═══ The records ═══

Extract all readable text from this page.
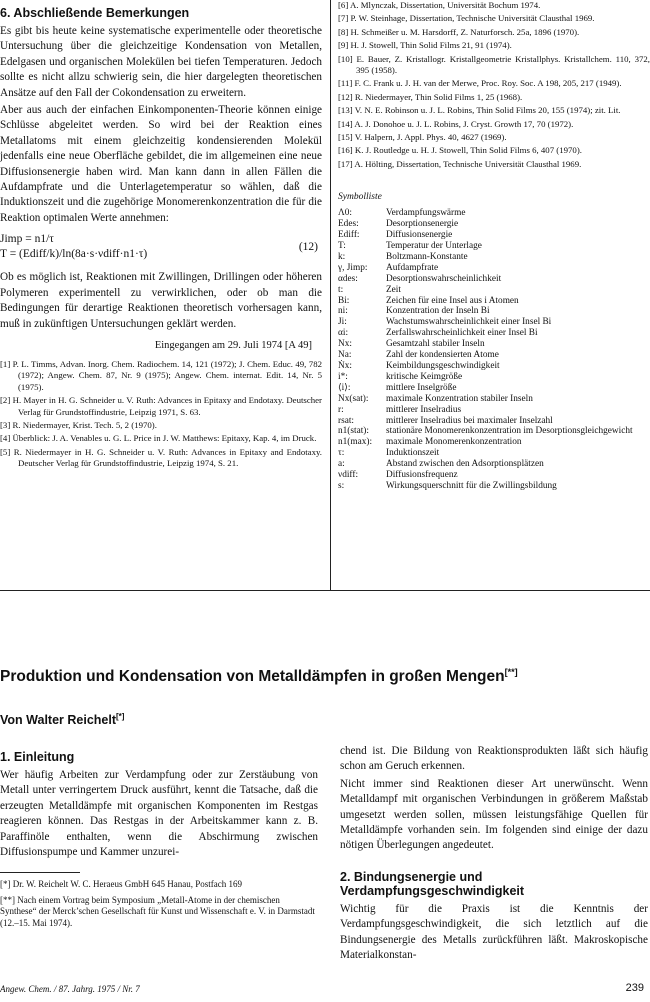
6. Abschließende Bemerkungen

Es gibt bis heute keine systematische experimentelle oder theoretische Untersuchung über die gleichzeitige Kondensation von Metallen, Edelgasen und organischen Molekülen bei tiefen Temperaturen. Jedoch sollte es nicht allzu schwierig sein, die hier dargelegten theoretischen Ansätze auf den Fall der Cokondensation zu erweitern.

Aber aus auch der einfachen Einkomponenten-Theorie können einige Schlüsse abgeleitet werden. So wird bei der Reaktion eines Metallatoms mit einem gleichzeitig kondensierenden Molekül jedenfalls eine neue Oberfläche gebildet, die im allgemeinen eine neue Diffusionsenergie haben wird. Man kann dann in allen Fällen die Aufdampfrate und die Unterlagetemperatur so wählen, daß die Induktionszeit und die zugehörige Monomerenkonzentration die für die Reaktion optimalen Werte annehmen:

Jimp = n1/τ
T = (Ediff/k)/ln(8a·s·νdiff·n1·τ)
(12)

Ob es möglich ist, Reaktionen mit Zwillingen, Drillingen oder höheren Polymeren experimentell zu verwirklichen, oder ob man die Bedingungen für derartige Reaktionen theoretisch vorhersagen kann, muß in zukünftigen Untersuchungen geklärt werden.

Eingegangen am 29. Juli 1974 [A 49]
[1] P. L. Timms, Advan. Inorg. Chem. Radiochem. 14, 121 (1972); J. Chem. Educ. 49, 782 (1972); Angew. Chem. 87, Nr. 9 (1975); Angew. Chem. internat. Edit. 14, Nr. 5 (1975).
[2] H. Mayer in H. G. Schneider u. V. Ruth: Advances in Epitaxy and Endotaxy. Deutscher Verlag für Grundstoffindustrie, Leipzig 1971, S. 63.
[3] R. Niedermayer, Krist. Tech. 5, 2 (1970).
[4] Überblick: J. A. Venables u. G. L. Price in J. W. Matthews: Epitaxy, Kap. 4, im Druck.
[5] R. Niedermayer in H. G. Schneider u. V. Ruth: Advances in Epitaxy and Endotaxy. Deutscher Verlag für Grundstoffindustrie, Leipzig 1974, S. 21.
[6] A. Mlynczak, Dissertation, Universität Bochum 1974.
[7] P. W. Steinhage, Dissertation, Technische Universität Clausthal 1969.
[8] H. Schmeißer u. M. Harsdorff, Z. Naturforsch. 25a, 1896 (1970).
[9] H. J. Stowell, Thin Solid Films 21, 91 (1974).
[10] E. Bauer, Z. Kristallogr. Kristallgeometrie Kristallphys. Kristallchem. 110, 372, 395 (1958).
[11] F. C. Frank u. J. H. van der Merwe, Proc. Roy. Soc. A 198, 205, 217 (1949).
[12] R. Niedermayer, Thin Solid Films 1, 25 (1968).
[13] V. N. E. Robinson u. J. L. Robins, Thin Solid Films 20, 155 (1974); zit. Lit.
[14] A. J. Donohoe u. J. L. Robins, J. Cryst. Growth 17, 70 (1972).
[15] V. Halpern, J. Appl. Phys. 40, 4627 (1969).
[16] K. J. Routledge u. H. J. Stowell, Thin Solid Films 6, 407 (1970).
[17] A. Hölting, Dissertation, Technische Universität Clausthal 1969.
Symbolliste
Λ0:	Verdampfungswärme
Edes:	Desorptionsenergie
Ediff:	Diffusionsenergie
T:	Temperatur der Unterlage
k:	Boltzmann-Konstante
γ, Jimp:	Aufdampfrate
αdes:	Desorptionswahrscheinlichkeit
t:	Zeit
Bi:	Zeichen für eine Insel aus i Atomen
ni:	Konzentration der Inseln Bi
Ji:	Wachstumswahrscheinlichkeit einer Insel Bi
αi:	Zerfallswahrscheinlichkeit einer Insel Bi
Nx:	Gesamtzahl stabiler Inseln
Na:	Zahl der kondensierten Atome
Ṅx:	Keimbildungsgeschwindigkeit
i*:	kritische Keimgröße
⟨i⟩:	mittlere Inselgröße
Nx(sat):	maximale Konzentration stabiler Inseln
r:	mittlerer Inselradius
rsat:	mittlerer Inselradius bei maximaler Inselzahl
n1(stat):	stationäre Monomerenkonzentration im Desorptionsgleichgewicht
n1(max):	maximale Monomerenkonzentration
τ:	Induktionszeit
a:	Abstand zwischen den Adsorptionsplätzen
νdiff:	Diffusionsfrequenz
s:	Wirkungsquerschnitt für die Zwillingsbildung
Produktion und Kondensation von Metalldämpfen in großen Mengen[**]
Von Walter Reichelt[*]
1. Einleitung

Wer häufig Arbeiten zur Verdampfung oder zur Zerstäubung von Metall unter verringertem Druck ausführt, kennt die Tatsache, daß die erzeugten Metalldämpfe mit organischen Komponenten im Restgas reagieren können. Das Restgas in der Arbeitskammer kann z. B. Paraffinöle enthalten, wenn die Abschirmung zwischen Diffusionspumpe und Kammer unzurei-

[*] Dr. W. Reichelt W. C. Heraeus GmbH 645 Hanau, Postfach 169
[**] Nach einem Vortrag beim Symposium „Metall-Atome in der chemischen Synthese“ der Merck’schen Gesellschaft für Kunst und Wissenschaft e. V. in Darmstadt (12.–15. Mai 1974).

chend ist. Die Bildung von Reaktionsprodukten läßt sich häufig schon am Geruch erkennen.

Nicht immer sind Reaktionen dieser Art unerwünscht. Wenn Metalldampf mit organischen Verbindungen in größerem Maßstab umgesetzt werden sollen, müssen leistungsfähige Quellen für Metalldämpfe vorhanden sein. Im folgenden sind einige der dazu nötigen Überlegungen angedeutet.

2. Bindungsenergie und Verdampfungsgeschwindigkeit

Wichtig für die Praxis ist die Kenntnis der Verdampfungsgeschwindigkeit, die sich letztlich auf die Bindungsenergie des Metalls zurückführen läßt. Makroskopische Materialkonstan-

Angew. Chem. / 87. Jahrg. 1975 / Nr. 7	239
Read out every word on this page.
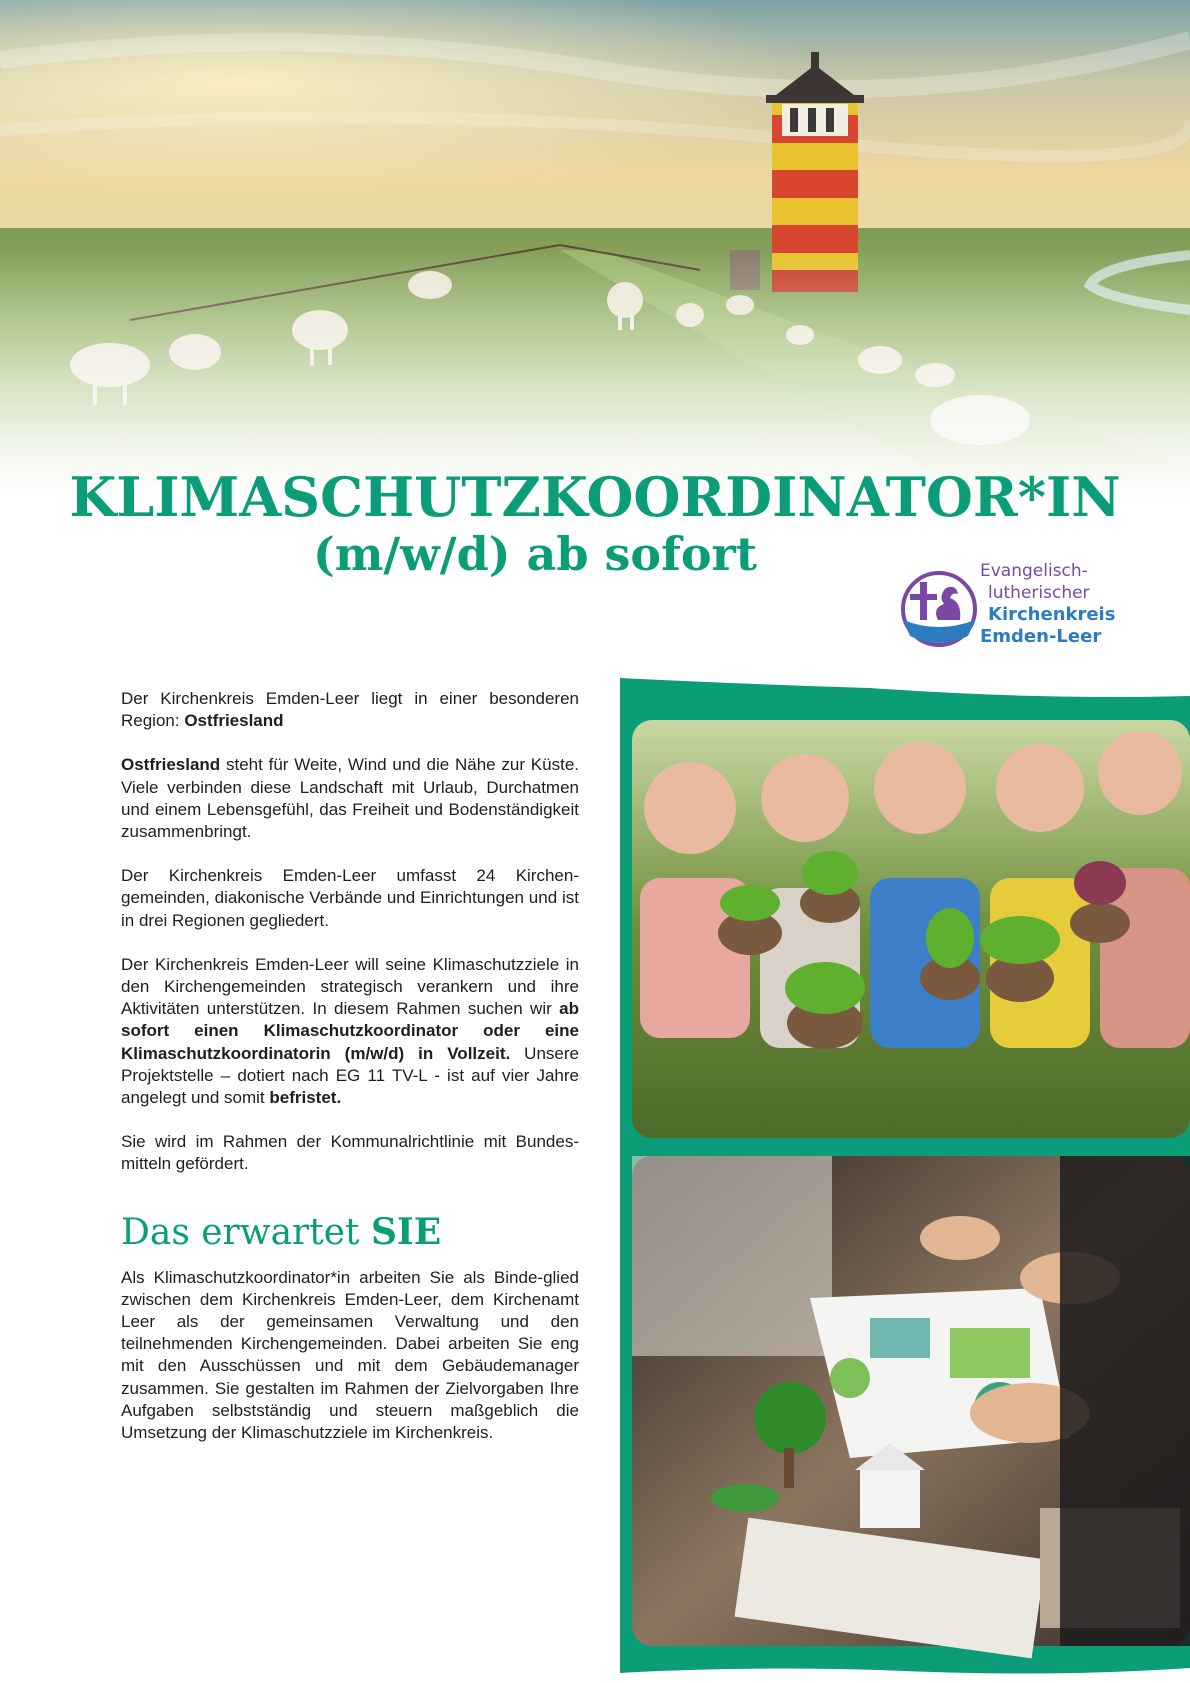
KLIMASCHUTZKOORDINATOR*IN
(m/w/d) ab sofort	Evangelisch-
lutherischer
Kirchenkreis
Emden-Leer

Der Kirchenkreis Emden-Leer liegt in einer besonderen Region: Ostfriesland

Ostfriesland steht für Weite, Wind und die Nähe zur Küste. Viele verbinden diese Landschaft mit Urlaub, Durchatmen und einem Lebensgefühl, das Freiheit und Bodenständigkeit zusammenbringt.

Der Kirchenkreis Emden-Leer umfasst 24 Kirchen-gemeinden, diakonische Verbände und Einrichtungen und ist in drei Regionen gegliedert.

Der Kirchenkreis Emden-Leer will seine Klimaschutzziele in den Kirchengemeinden strategisch verankern und ihre Aktivitäten unterstützen. In diesem Rahmen suchen wir ab sofort einen Klimaschutzkoordinator oder eine Klimaschutzkoordinatorin (m/w/d) in Vollzeit. Unsere Projektstelle – dotiert nach EG 11 TV-L - ist auf vier Jahre angelegt und somit befristet.

Sie wird im Rahmen der Kommunalrichtlinie mit Bundes-mitteln gefördert.

Das erwartet SIE

Als Klimaschutzkoordinator*in arbeiten Sie als Binde-glied zwischen dem Kirchenkreis Emden-Leer, dem Kirchenamt Leer als der gemeinsamen Verwaltung und den teilnehmenden Kirchengemeinden. Dabei arbeiten Sie eng mit den Ausschüssen und mit dem Gebäudemanager zusammen. Sie gestalten im Rahmen der Zielvorgaben Ihre Aufgaben selbstständig und steuern maßgeblich die Umsetzung der Klimaschutzziele im Kirchenkreis.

═══

State how many lines of the records above contain the word "Universität", and give only that number.

3